┌────────

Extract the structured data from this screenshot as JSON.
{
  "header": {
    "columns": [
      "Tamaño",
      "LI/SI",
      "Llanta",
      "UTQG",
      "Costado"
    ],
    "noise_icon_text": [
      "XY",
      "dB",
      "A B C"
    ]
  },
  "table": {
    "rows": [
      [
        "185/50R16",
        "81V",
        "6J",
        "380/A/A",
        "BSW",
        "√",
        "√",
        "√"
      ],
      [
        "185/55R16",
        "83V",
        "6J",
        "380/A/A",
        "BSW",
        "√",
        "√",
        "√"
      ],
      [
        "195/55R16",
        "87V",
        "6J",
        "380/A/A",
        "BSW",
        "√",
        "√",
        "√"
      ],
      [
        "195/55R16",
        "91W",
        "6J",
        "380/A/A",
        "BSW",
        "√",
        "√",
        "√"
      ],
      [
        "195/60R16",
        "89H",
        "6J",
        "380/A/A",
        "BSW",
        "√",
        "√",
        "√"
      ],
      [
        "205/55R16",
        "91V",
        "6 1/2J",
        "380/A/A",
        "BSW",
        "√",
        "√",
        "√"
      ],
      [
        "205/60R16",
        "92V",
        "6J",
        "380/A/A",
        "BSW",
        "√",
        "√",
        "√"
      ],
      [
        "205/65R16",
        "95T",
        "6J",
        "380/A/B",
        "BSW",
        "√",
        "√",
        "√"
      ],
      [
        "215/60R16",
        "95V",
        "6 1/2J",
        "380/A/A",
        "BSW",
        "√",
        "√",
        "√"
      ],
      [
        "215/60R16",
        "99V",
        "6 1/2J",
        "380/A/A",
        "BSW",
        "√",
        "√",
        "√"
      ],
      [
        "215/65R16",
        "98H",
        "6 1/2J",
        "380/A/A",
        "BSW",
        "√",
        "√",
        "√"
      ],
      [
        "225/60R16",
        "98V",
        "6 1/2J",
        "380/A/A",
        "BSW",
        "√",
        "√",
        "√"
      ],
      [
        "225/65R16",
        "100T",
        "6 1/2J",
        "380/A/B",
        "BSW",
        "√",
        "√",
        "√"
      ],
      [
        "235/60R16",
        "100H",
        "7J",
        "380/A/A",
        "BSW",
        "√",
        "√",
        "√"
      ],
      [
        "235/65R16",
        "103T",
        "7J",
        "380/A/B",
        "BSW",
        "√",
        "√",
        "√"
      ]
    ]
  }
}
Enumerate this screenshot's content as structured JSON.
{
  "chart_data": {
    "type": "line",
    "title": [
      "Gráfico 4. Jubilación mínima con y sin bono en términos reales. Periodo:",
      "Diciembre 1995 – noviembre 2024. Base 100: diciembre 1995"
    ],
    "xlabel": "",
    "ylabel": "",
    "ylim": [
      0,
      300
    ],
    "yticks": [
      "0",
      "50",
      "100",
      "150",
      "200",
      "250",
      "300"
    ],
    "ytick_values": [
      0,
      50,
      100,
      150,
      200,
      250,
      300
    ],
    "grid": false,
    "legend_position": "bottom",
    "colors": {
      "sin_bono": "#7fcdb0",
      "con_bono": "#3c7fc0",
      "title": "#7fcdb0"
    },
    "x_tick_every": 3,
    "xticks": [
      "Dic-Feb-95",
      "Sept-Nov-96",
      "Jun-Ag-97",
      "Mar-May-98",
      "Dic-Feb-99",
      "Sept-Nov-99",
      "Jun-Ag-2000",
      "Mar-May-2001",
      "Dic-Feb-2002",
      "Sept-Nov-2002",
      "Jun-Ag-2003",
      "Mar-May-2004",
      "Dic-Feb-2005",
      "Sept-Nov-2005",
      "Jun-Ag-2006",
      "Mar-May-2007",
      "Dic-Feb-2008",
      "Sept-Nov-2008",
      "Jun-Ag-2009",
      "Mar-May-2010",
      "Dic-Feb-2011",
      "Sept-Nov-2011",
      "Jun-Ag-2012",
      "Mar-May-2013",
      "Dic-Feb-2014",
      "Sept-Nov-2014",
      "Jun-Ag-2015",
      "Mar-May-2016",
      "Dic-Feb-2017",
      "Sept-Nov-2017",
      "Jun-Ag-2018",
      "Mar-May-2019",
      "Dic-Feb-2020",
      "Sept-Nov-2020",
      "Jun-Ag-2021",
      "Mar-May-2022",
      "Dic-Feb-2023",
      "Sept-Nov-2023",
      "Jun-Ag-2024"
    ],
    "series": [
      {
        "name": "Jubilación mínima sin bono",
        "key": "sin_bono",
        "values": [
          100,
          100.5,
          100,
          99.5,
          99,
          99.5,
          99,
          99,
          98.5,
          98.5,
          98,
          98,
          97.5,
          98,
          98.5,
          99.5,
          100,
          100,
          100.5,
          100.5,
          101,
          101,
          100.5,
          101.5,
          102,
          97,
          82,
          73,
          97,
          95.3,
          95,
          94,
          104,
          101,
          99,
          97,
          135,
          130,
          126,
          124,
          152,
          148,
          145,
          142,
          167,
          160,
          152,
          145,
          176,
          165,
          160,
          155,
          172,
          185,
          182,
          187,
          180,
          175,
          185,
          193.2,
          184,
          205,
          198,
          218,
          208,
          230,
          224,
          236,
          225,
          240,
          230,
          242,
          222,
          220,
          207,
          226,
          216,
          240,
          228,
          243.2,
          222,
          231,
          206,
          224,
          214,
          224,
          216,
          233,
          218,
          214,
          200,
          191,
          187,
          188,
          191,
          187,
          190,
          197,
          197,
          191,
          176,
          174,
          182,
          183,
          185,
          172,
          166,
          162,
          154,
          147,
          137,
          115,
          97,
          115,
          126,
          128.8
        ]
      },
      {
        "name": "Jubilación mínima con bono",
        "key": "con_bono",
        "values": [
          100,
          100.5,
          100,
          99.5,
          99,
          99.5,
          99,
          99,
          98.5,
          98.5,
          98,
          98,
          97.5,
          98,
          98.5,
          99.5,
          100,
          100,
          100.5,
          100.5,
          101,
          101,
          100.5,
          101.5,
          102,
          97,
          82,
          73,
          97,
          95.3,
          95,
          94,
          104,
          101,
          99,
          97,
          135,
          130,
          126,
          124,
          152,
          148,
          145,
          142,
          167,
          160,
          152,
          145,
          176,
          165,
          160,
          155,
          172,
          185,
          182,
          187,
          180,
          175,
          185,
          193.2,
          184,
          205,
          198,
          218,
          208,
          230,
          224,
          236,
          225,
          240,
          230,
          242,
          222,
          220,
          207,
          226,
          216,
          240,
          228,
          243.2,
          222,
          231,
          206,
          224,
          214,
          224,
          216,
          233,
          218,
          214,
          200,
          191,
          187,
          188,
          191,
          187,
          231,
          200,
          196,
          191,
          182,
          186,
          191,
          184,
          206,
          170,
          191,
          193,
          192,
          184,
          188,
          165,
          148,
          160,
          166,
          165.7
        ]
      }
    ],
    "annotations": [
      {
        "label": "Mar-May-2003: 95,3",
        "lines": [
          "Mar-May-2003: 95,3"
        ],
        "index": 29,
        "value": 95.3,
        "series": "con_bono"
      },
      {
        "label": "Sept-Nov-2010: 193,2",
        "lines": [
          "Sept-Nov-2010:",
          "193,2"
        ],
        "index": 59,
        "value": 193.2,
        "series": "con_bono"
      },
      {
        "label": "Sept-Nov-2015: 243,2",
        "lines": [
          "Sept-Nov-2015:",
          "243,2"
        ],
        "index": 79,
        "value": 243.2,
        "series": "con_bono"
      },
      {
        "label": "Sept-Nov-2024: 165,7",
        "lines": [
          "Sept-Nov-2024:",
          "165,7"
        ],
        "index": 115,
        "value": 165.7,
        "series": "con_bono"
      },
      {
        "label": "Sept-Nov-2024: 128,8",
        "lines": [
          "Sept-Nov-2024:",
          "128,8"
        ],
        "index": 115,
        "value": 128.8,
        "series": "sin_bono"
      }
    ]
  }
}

└────────

[SHORT TASK]
Reproduce the entire listing word for word.

[RESPONSE TO THIS TASK]
Extract the structured data from this screenshot as JSON.
{
  "header": {
    "columns": [
      "Tamaño",
      "LI/SI",
      "Llanta",
      "UTQG",
      "Costado"
    ],
    "noise_icon_text": [
      "XY",
      "dB",
      "A B C"
    ]
  },
  "table": {
    "rows": [
      [
        "185/50R16",
        "81V",
        "6J",
        "380/A/A",
        "BSW",
        "√",
        "√",
        "√"
      ],
      [
        "185/55R16",
        "83V",
        "6J",
        "380/A/A",
        "BSW",
        "√",
        "√",
        "√"
      ],
      [
        "195/55R16",
        "87V",
        "6J",
        "380/A/A",
        "BSW",
        "√",
        "√",
        "√"
      ],
      [
        "195/55R16",
        "91W",
        "6J",
        "380/A/A",
        "BSW",
        "√",
        "√",
        "√"
      ],
      [
        "195/60R16",
        "89H",
        "6J",
        "380/A/A",
        "BSW",
        "√",
        "√",
        "√"
      ],
      [
        "205/55R16",
        "91V",
        "6 1/2J",
        "380/A/A",
        "BSW",
        "√",
        "√",
        "√"
      ],
      [
        "205/60R16",
        "92V",
        "6J",
        "380/A/A",
        "BSW",
        "√",
        "√",
        "√"
      ],
      [
        "205/65R16",
        "95T",
        "6J",
        "380/A/B",
        "BSW",
        "√",
        "√",
        "√"
      ],
      [
        "215/60R16",
        "95V",
        "6 1/2J",
        "380/A/A",
        "BSW",
        "√",
        "√",
        "√"
      ],
      [
        "215/60R16",
        "99V",
        "6 1/2J",
        "380/A/A",
        "BSW",
        "√",
        "√",
        "√"
      ],
      [
        "215/65R16",
        "98H",
        "6 1/2J",
        "380/A/A",
        "BSW",
        "√",
        "√",
        "√"
      ],
      [
        "225/60R16",
        "98V",
        "6 1/2J",
        "380/A/A",
        "BSW",
        "√",
        "√",
        "√"
      ],
      [
        "225/65R16",
        "100T",
        "6 1/2J",
        "380/A/B",
        "BSW",
        "√",
        "√",
        "√"
      ],
      [
        "235/60R16",
        "100H",
        "7J",
        "380/A/A",
        "BSW",
        "√",
        "√",
        "√"
      ],
      [
        "235/65R16",
        "103T",
        "7J",
        "380/A/B",
        "BSW",
        "√",
        "√",
        "√"
      ]
    ]
  }
}
Enumerate this screenshot's content as structured JSON.
{
  "chart_data": {
    "type": "line",
    "title": [
      "Gráfico 4. Jubilación mínima con y sin bono en términos reales. Periodo:",
      "Diciembre 1995 – noviembre 2024. Base 100: diciembre 1995"
    ],
    "xlabel": "",
    "ylabel": "",
    "ylim": [
      0,
      300
    ],
    "yticks": [
      "0",
      "50",
      "100",
      "150",
      "200",
      "250",
      "300"
    ],
    "ytick_values": [
      0,
      50,
      100,
      150,
      200,
      250,
      300
    ],
    "grid": false,
    "legend_position": "bottom",
    "colors": {
      "sin_bono": "#7fcdb0",
      "con_bono": "#3c7fc0",
      "title": "#7fcdb0"
    },
    "x_tick_every": 3,
    "xticks": [
      "Dic-Feb-95",
      "Sept-Nov-96",
      "Jun-Ag-97",
      "Mar-May-98",
      "Dic-Feb-99",
      "Sept-Nov-99",
      "Jun-Ag-2000",
      "Mar-May-2001",
      "Dic-Feb-2002",
      "Sept-Nov-2002",
      "Jun-Ag-2003",
      "Mar-May-2004",
      "Dic-Feb-2005",
      "Sept-Nov-2005",
      "Jun-Ag-2006",
      "Mar-May-2007",
      "Dic-Feb-2008",
      "Sept-Nov-2008",
      "Jun-Ag-2009",
      "Mar-May-2010",
      "Dic-Feb-2011",
      "Sept-Nov-2011",
      "Jun-Ag-2012",
      "Mar-May-2013",
      "Dic-Feb-2014",
      "Sept-Nov-2014",
      "Jun-Ag-2015",
      "Mar-May-2016",
      "Dic-Feb-2017",
      "Sept-Nov-2017",
      "Jun-Ag-2018",
      "Mar-May-2019",
      "Dic-Feb-2020",
      "Sept-Nov-2020",
      "Jun-Ag-2021",
      "Mar-May-2022",
      "Dic-Feb-2023",
      "Sept-Nov-2023",
      "Jun-Ag-2024"
    ],
    "series": [
      {
        "name": "Jubilación mínima sin bono",
        "key": "sin_bono",
        "values": [
          100,
          100.5,
          100,
          99.5,
          99,
          99.5,
          99,
          99,
          98.5,
          98.5,
          98,
          98,
          97.5,
          98,
          98.5,
          99.5,
          100,
          100,
          100.5,
          100.5,
          101,
          101,
          100.5,
          101.5,
          102,
          97,
          82,
          73,
          97,
          95.3,
          95,
          94,
          104,
          101,
          99,
          97,
          135,
          130,
          126,
          124,
          152,
          148,
          145,
          142,
          167,
          160,
          152,
          145,
          176,
          165,
          160,
          155,
          172,
          185,
          182,
          187,
          180,
          175,
          185,
          193.2,
          184,
          205,
          198,
          218,
          208,
          230,
          224,
          236,
          225,
          240,
          230,
          242,
          222,
          220,
          207,
          226,
          216,
          240,
          228,
          243.2,
          222,
          231,
          206,
          224,
          214,
          224,
          216,
          233,
          218,
          214,
          200,
          191,
          187,
          188,
          191,
          187,
          190,
          197,
          197,
          191,
          176,
          174,
          182,
          183,
          185,
          172,
          166,
          162,
          154,
          147,
          137,
          115,
          97,
          115,
          126,
          128.8
        ]
      },
      {
        "name": "Jubilación mínima con bono",
        "key": "con_bono",
        "values": [
          100,
          100.5,
          100,
          99.5,
          99,
          99.5,
          99,
          99,
          98.5,
          98.5,
          98,
          98,
          97.5,
          98,
          98.5,
          99.5,
          100,
          100,
          100.5,
          100.5,
          101,
          101,
          100.5,
          101.5,
          102,
          97,
          82,
          73,
          97,
          95.3,
          95,
          94,
          104,
          101,
          99,
          97,
          135,
          130,
          126,
          124,
          152,
          148,
          145,
          142,
          167,
          160,
          152,
          145,
          176,
          165,
          160,
          155,
          172,
          185,
          182,
          187,
          180,
          175,
          185,
          193.2,
          184,
          205,
          198,
          218,
          208,
          230,
          224,
          236,
          225,
          240,
          230,
          242,
          222,
          220,
          207,
          226,
          216,
          240,
          228,
          243.2,
          222,
          231,
          206,
          224,
          214,
          224,
          216,
          233,
          218,
          214,
          200,
          191,
          187,
          188,
          191,
          187,
          231,
          200,
          196,
          191,
          182,
          186,
          191,
          184,
          206,
          170,
          191,
          193,
          192,
          184,
          188,
          165,
          148,
          160,
          166,
          165.7
        ]
      }
    ],
    "annotations": [
      {
        "label": "Mar-May-2003: 95,3",
        "lines": [
          "Mar-May-2003: 95,3"
        ],
        "index": 29,
        "value": 95.3,
        "series": "con_bono"
      },
      {
        "label": "Sept-Nov-2010: 193,2",
        "lines": [
          "Sept-Nov-2010:",
          "193,2"
        ],
        "index": 59,
        "value": 193.2,
        "series": "con_bono"
      },
      {
        "label": "Sept-Nov-2015: 243,2",
        "lines": [
          "Sept-Nov-2015:",
          "243,2"
        ],
        "index": 79,
        "value": 243.2,
        "series": "con_bono"
      },
      {
        "label": "Sept-Nov-2024: 165,7",
        "lines": [
          "Sept-Nov-2024:",
          "165,7"
        ],
        "index": 115,
        "value": 165.7,
        "series": "con_bono"
      },
      {
        "label": "Sept-Nov-2024: 128,8",
        "lines": [
          "Sept-Nov-2024:",
          "128,8"
        ],
        "index": 115,
        "value": 128.8,
        "series": "sin_bono"
      }
    ]
  }
}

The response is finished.